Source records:
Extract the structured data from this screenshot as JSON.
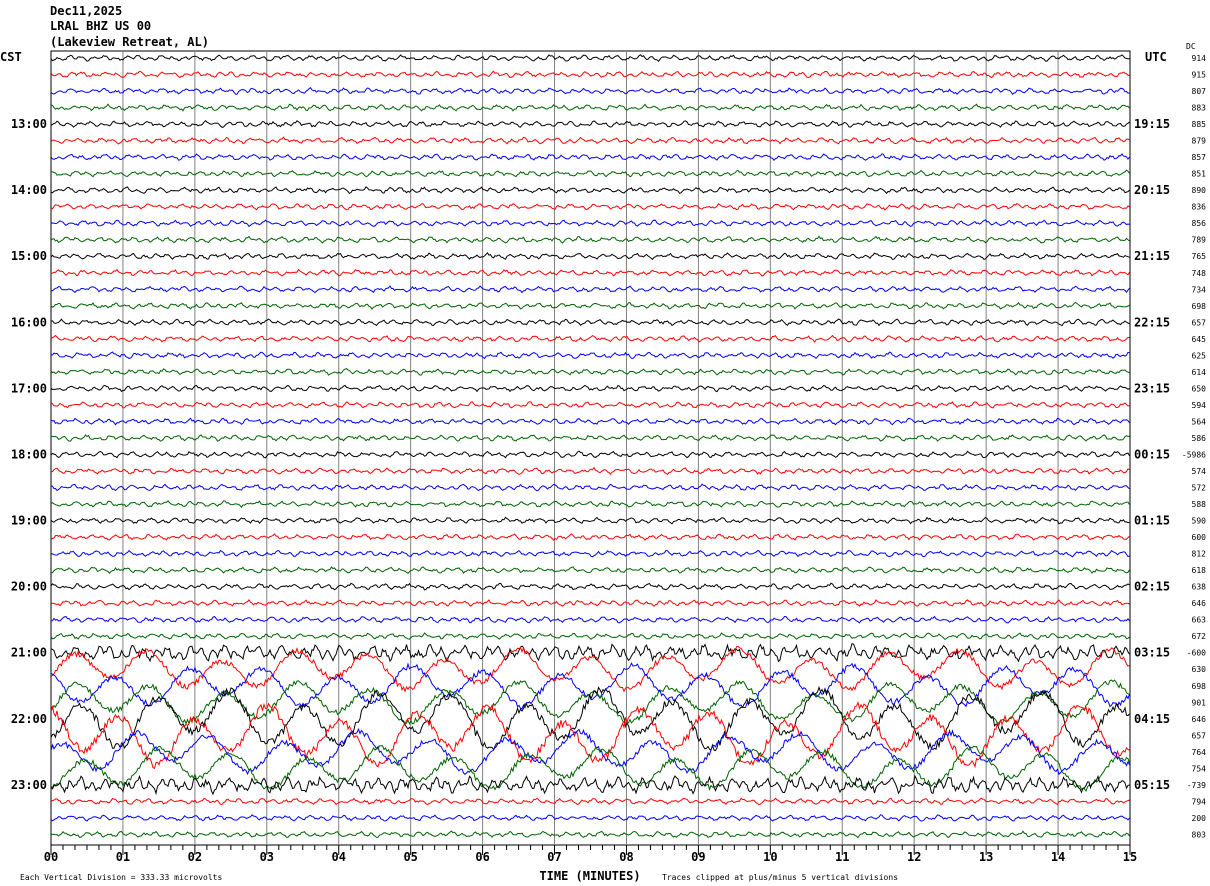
{
  "header": {
    "date": "Dec11,2025",
    "station": "LRAL BHZ US 00",
    "location": "(Lakeview Retreat, AL)"
  },
  "chart_data": {
    "type": "line",
    "left_timezone": "CST",
    "right_timezone": "UTC",
    "dc_label": "DC",
    "xlabel": "TIME (MINUTES)",
    "xlim": [
      0,
      15
    ],
    "x_ticks": [
      "00",
      "01",
      "02",
      "03",
      "04",
      "05",
      "06",
      "07",
      "08",
      "09",
      "10",
      "11",
      "12",
      "13",
      "14",
      "15"
    ],
    "left_hour_labels": [
      "13:00",
      "14:00",
      "15:00",
      "16:00",
      "17:00",
      "18:00",
      "19:00",
      "20:00",
      "21:00",
      "22:00",
      "23:00"
    ],
    "right_hour_labels": [
      "19:15",
      "20:15",
      "21:15",
      "22:15",
      "23:15",
      "00:15",
      "01:15",
      "02:15",
      "03:15",
      "04:15",
      "05:15"
    ],
    "trace_colors": [
      "#000000",
      "#ff0000",
      "#0000ff",
      "#006400"
    ],
    "traces_per_hour": 4,
    "trace_count": 48,
    "dc_offsets": [
      "914",
      "915",
      "807",
      "883",
      "885",
      "879",
      "857",
      "851",
      "890",
      "836",
      "856",
      "789",
      "765",
      "748",
      "734",
      "698",
      "657",
      "645",
      "625",
      "614",
      "650",
      "594",
      "564",
      "586",
      "-5986",
      "574",
      "572",
      "588",
      "590",
      "600",
      "812",
      "618",
      "638",
      "646",
      "663",
      "672",
      "-600",
      "630",
      "698",
      "901",
      "646",
      "657",
      "764",
      "754",
      "-739",
      "794",
      "200",
      "803"
    ],
    "high_amplitude_window": [
      "21:00",
      "22:45"
    ],
    "scale_note": "Each Vertical Division =  333.33 microvolts",
    "clip_note": "Traces clipped at plus/minus 5 vertical divisions",
    "grid": true
  }
}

Problem to solve:
Reproduce the listing exactly. Leave its pictures out.

Complete answer:
Extract the structured data from this screenshot as JSON.
{
  "header": {
    "date": "Dec11,2025",
    "station": "LRAL BHZ US 00",
    "location": "(Lakeview Retreat, AL)"
  },
  "chart_data": {
    "type": "line",
    "left_timezone": "CST",
    "right_timezone": "UTC",
    "dc_label": "DC",
    "xlabel": "TIME (MINUTES)",
    "xlim": [
      0,
      15
    ],
    "x_ticks": [
      "00",
      "01",
      "02",
      "03",
      "04",
      "05",
      "06",
      "07",
      "08",
      "09",
      "10",
      "11",
      "12",
      "13",
      "14",
      "15"
    ],
    "left_hour_labels": [
      "13:00",
      "14:00",
      "15:00",
      "16:00",
      "17:00",
      "18:00",
      "19:00",
      "20:00",
      "21:00",
      "22:00",
      "23:00"
    ],
    "right_hour_labels": [
      "19:15",
      "20:15",
      "21:15",
      "22:15",
      "23:15",
      "00:15",
      "01:15",
      "02:15",
      "03:15",
      "04:15",
      "05:15"
    ],
    "trace_colors": [
      "#000000",
      "#ff0000",
      "#0000ff",
      "#006400"
    ],
    "traces_per_hour": 4,
    "trace_count": 48,
    "dc_offsets": [
      "914",
      "915",
      "807",
      "883",
      "885",
      "879",
      "857",
      "851",
      "890",
      "836",
      "856",
      "789",
      "765",
      "748",
      "734",
      "698",
      "657",
      "645",
      "625",
      "614",
      "650",
      "594",
      "564",
      "586",
      "-5986",
      "574",
      "572",
      "588",
      "590",
      "600",
      "812",
      "618",
      "638",
      "646",
      "663",
      "672",
      "-600",
      "630",
      "698",
      "901",
      "646",
      "657",
      "764",
      "754",
      "-739",
      "794",
      "200",
      "803"
    ],
    "high_amplitude_window": [
      "21:00",
      "22:45"
    ],
    "scale_note": "Each Vertical Division =  333.33 microvolts",
    "clip_note": "Traces clipped at plus/minus 5 vertical divisions",
    "grid": true
  }
}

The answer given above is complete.